* **Exercise aim**
Every entry that follows should be reproduced exactly.

* **Available data**
- - - -

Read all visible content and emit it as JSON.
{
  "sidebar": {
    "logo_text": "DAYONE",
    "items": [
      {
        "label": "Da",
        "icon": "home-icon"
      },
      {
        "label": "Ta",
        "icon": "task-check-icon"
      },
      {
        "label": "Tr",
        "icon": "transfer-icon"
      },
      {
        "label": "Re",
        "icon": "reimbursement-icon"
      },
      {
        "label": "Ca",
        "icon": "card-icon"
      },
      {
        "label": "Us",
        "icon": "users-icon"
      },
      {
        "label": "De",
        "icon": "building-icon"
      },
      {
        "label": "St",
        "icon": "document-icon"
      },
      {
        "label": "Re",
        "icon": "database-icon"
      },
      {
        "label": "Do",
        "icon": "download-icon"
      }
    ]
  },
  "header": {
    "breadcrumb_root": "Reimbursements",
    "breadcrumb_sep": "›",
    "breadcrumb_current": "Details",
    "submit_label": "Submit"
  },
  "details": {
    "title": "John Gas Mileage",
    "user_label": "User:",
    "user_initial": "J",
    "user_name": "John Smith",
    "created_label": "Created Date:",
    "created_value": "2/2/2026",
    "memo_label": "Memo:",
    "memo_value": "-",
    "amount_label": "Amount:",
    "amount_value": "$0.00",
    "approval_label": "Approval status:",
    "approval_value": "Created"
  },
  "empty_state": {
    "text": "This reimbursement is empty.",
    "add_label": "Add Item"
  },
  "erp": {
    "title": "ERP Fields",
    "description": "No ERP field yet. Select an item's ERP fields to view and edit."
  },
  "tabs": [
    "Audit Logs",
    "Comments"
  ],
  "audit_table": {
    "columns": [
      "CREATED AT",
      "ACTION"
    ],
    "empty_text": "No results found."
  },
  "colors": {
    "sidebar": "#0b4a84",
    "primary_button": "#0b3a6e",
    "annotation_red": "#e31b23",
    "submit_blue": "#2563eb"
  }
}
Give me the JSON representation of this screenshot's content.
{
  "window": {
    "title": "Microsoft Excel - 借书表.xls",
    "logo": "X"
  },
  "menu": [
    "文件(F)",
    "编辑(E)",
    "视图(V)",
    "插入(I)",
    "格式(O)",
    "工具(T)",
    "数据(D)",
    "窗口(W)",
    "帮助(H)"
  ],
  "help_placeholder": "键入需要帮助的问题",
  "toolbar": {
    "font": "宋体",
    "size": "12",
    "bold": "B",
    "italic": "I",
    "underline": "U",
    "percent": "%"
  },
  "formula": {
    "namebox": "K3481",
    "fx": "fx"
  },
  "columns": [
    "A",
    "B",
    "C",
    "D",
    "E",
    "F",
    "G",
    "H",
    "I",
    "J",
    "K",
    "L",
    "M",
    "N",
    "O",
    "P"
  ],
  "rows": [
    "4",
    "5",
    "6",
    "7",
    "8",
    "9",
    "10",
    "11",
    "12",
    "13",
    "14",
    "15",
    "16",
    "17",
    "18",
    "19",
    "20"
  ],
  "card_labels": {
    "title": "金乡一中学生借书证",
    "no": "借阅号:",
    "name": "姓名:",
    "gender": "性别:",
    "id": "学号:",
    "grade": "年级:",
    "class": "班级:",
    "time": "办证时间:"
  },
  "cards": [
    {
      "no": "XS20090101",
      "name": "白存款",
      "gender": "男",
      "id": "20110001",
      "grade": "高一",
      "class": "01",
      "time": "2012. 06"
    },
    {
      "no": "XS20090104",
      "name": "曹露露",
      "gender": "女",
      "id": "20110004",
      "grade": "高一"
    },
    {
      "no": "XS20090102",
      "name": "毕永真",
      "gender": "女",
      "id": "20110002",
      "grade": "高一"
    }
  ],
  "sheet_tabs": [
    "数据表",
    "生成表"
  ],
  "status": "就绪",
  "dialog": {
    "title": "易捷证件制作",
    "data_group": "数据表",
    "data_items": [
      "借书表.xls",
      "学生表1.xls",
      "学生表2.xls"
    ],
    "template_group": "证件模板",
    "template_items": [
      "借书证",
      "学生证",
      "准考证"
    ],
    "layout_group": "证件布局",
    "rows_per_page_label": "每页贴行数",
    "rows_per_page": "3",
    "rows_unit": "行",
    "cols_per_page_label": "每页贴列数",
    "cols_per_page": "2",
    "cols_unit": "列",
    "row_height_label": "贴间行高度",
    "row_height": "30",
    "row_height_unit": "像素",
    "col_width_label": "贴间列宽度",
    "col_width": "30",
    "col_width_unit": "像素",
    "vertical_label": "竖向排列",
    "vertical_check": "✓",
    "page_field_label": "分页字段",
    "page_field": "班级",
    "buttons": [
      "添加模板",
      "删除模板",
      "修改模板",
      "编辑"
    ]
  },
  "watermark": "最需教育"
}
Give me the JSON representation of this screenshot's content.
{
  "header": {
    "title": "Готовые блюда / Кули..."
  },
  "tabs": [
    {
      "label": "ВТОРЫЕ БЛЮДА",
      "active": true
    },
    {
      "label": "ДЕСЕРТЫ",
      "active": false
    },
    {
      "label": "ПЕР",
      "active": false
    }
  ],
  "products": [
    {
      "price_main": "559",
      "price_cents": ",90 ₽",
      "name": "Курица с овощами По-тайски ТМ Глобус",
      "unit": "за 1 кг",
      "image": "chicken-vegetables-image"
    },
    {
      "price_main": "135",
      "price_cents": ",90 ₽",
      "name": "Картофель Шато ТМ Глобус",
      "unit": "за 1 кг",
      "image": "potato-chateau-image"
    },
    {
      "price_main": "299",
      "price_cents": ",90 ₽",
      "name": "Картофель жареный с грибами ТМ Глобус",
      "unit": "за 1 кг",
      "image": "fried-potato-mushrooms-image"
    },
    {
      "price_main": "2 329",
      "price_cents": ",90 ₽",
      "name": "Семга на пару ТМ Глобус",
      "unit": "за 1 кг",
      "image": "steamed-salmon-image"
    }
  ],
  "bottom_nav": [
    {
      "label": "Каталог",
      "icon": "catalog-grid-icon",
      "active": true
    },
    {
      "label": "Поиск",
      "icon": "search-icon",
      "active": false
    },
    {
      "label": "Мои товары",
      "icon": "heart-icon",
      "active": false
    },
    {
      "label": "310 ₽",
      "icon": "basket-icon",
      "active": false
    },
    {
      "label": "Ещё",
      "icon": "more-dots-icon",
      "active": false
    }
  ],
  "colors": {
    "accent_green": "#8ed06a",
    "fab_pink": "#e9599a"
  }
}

- - - -

* **Correct answer**
Read all visible content and emit it as JSON.
{
  "sidebar": {
    "logo_text": "DAYONE",
    "items": [
      {
        "label": "Da",
        "icon": "home-icon"
      },
      {
        "label": "Ta",
        "icon": "task-check-icon"
      },
      {
        "label": "Tr",
        "icon": "transfer-icon"
      },
      {
        "label": "Re",
        "icon": "reimbursement-icon"
      },
      {
        "label": "Ca",
        "icon": "card-icon"
      },
      {
        "label": "Us",
        "icon": "users-icon"
      },
      {
        "label": "De",
        "icon": "building-icon"
      },
      {
        "label": "St",
        "icon": "document-icon"
      },
      {
        "label": "Re",
        "icon": "database-icon"
      },
      {
        "label": "Do",
        "icon": "download-icon"
      }
    ]
  },
  "header": {
    "breadcrumb_root": "Reimbursements",
    "breadcrumb_sep": "›",
    "breadcrumb_current": "Details",
    "submit_label": "Submit"
  },
  "details": {
    "title": "John Gas Mileage",
    "user_label": "User:",
    "user_initial": "J",
    "user_name": "John Smith",
    "created_label": "Created Date:",
    "created_value": "2/2/2026",
    "memo_label": "Memo:",
    "memo_value": "-",
    "amount_label": "Amount:",
    "amount_value": "$0.00",
    "approval_label": "Approval status:",
    "approval_value": "Created"
  },
  "empty_state": {
    "text": "This reimbursement is empty.",
    "add_label": "Add Item"
  },
  "erp": {
    "title": "ERP Fields",
    "description": "No ERP field yet. Select an item's ERP fields to view and edit."
  },
  "tabs": [
    "Audit Logs",
    "Comments"
  ],
  "audit_table": {
    "columns": [
      "CREATED AT",
      "ACTION"
    ],
    "empty_text": "No results found."
  },
  "colors": {
    "sidebar": "#0b4a84",
    "primary_button": "#0b3a6e",
    "annotation_red": "#e31b23",
    "submit_blue": "#2563eb"
  }
}
Give me the JSON representation of this screenshot's content.
{
  "window": {
    "title": "Microsoft Excel - 借书表.xls",
    "logo": "X"
  },
  "menu": [
    "文件(F)",
    "编辑(E)",
    "视图(V)",
    "插入(I)",
    "格式(O)",
    "工具(T)",
    "数据(D)",
    "窗口(W)",
    "帮助(H)"
  ],
  "help_placeholder": "键入需要帮助的问题",
  "toolbar": {
    "font": "宋体",
    "size": "12",
    "bold": "B",
    "italic": "I",
    "underline": "U",
    "percent": "%"
  },
  "formula": {
    "namebox": "K3481",
    "fx": "fx"
  },
  "columns": [
    "A",
    "B",
    "C",
    "D",
    "E",
    "F",
    "G",
    "H",
    "I",
    "J",
    "K",
    "L",
    "M",
    "N",
    "O",
    "P"
  ],
  "rows": [
    "4",
    "5",
    "6",
    "7",
    "8",
    "9",
    "10",
    "11",
    "12",
    "13",
    "14",
    "15",
    "16",
    "17",
    "18",
    "19",
    "20"
  ],
  "card_labels": {
    "title": "金乡一中学生借书证",
    "no": "借阅号:",
    "name": "姓名:",
    "gender": "性别:",
    "id": "学号:",
    "grade": "年级:",
    "class": "班级:",
    "time": "办证时间:"
  },
  "cards": [
    {
      "no": "XS20090101",
      "name": "白存款",
      "gender": "男",
      "id": "20110001",
      "grade": "高一",
      "class": "01",
      "time": "2012. 06"
    },
    {
      "no": "XS20090104",
      "name": "曹露露",
      "gender": "女",
      "id": "20110004",
      "grade": "高一"
    },
    {
      "no": "XS20090102",
      "name": "毕永真",
      "gender": "女",
      "id": "20110002",
      "grade": "高一"
    }
  ],
  "sheet_tabs": [
    "数据表",
    "生成表"
  ],
  "status": "就绪",
  "dialog": {
    "title": "易捷证件制作",
    "data_group": "数据表",
    "data_items": [
      "借书表.xls",
      "学生表1.xls",
      "学生表2.xls"
    ],
    "template_group": "证件模板",
    "template_items": [
      "借书证",
      "学生证",
      "准考证"
    ],
    "layout_group": "证件布局",
    "rows_per_page_label": "每页贴行数",
    "rows_per_page": "3",
    "rows_unit": "行",
    "cols_per_page_label": "每页贴列数",
    "cols_per_page": "2",
    "cols_unit": "列",
    "row_height_label": "贴间行高度",
    "row_height": "30",
    "row_height_unit": "像素",
    "col_width_label": "贴间列宽度",
    "col_width": "30",
    "col_width_unit": "像素",
    "vertical_label": "竖向排列",
    "vertical_check": "✓",
    "page_field_label": "分页字段",
    "page_field": "班级",
    "buttons": [
      "添加模板",
      "删除模板",
      "修改模板",
      "编辑"
    ]
  },
  "watermark": "最需教育"
}
Give me the JSON representation of this screenshot's content.
{
  "header": {
    "title": "Готовые блюда / Кули..."
  },
  "tabs": [
    {
      "label": "ВТОРЫЕ БЛЮДА",
      "active": true
    },
    {
      "label": "ДЕСЕРТЫ",
      "active": false
    },
    {
      "label": "ПЕР",
      "active": false
    }
  ],
  "products": [
    {
      "price_main": "559",
      "price_cents": ",90 ₽",
      "name": "Курица с овощами По-тайски ТМ Глобус",
      "unit": "за 1 кг",
      "image": "chicken-vegetables-image"
    },
    {
      "price_main": "135",
      "price_cents": ",90 ₽",
      "name": "Картофель Шато ТМ Глобус",
      "unit": "за 1 кг",
      "image": "potato-chateau-image"
    },
    {
      "price_main": "299",
      "price_cents": ",90 ₽",
      "name": "Картофель жареный с грибами ТМ Глобус",
      "unit": "за 1 кг",
      "image": "fried-potato-mushrooms-image"
    },
    {
      "price_main": "2 329",
      "price_cents": ",90 ₽",
      "name": "Семга на пару ТМ Глобус",
      "unit": "за 1 кг",
      "image": "steamed-salmon-image"
    }
  ],
  "bottom_nav": [
    {
      "label": "Каталог",
      "icon": "catalog-grid-icon",
      "active": true
    },
    {
      "label": "Поиск",
      "icon": "search-icon",
      "active": false
    },
    {
      "label": "Мои товары",
      "icon": "heart-icon",
      "active": false
    },
    {
      "label": "310 ₽",
      "icon": "basket-icon",
      "active": false
    },
    {
      "label": "Ещё",
      "icon": "more-dots-icon",
      "active": false
    }
  ],
  "colors": {
    "accent_green": "#8ed06a",
    "fab_pink": "#e9599a"
  }
}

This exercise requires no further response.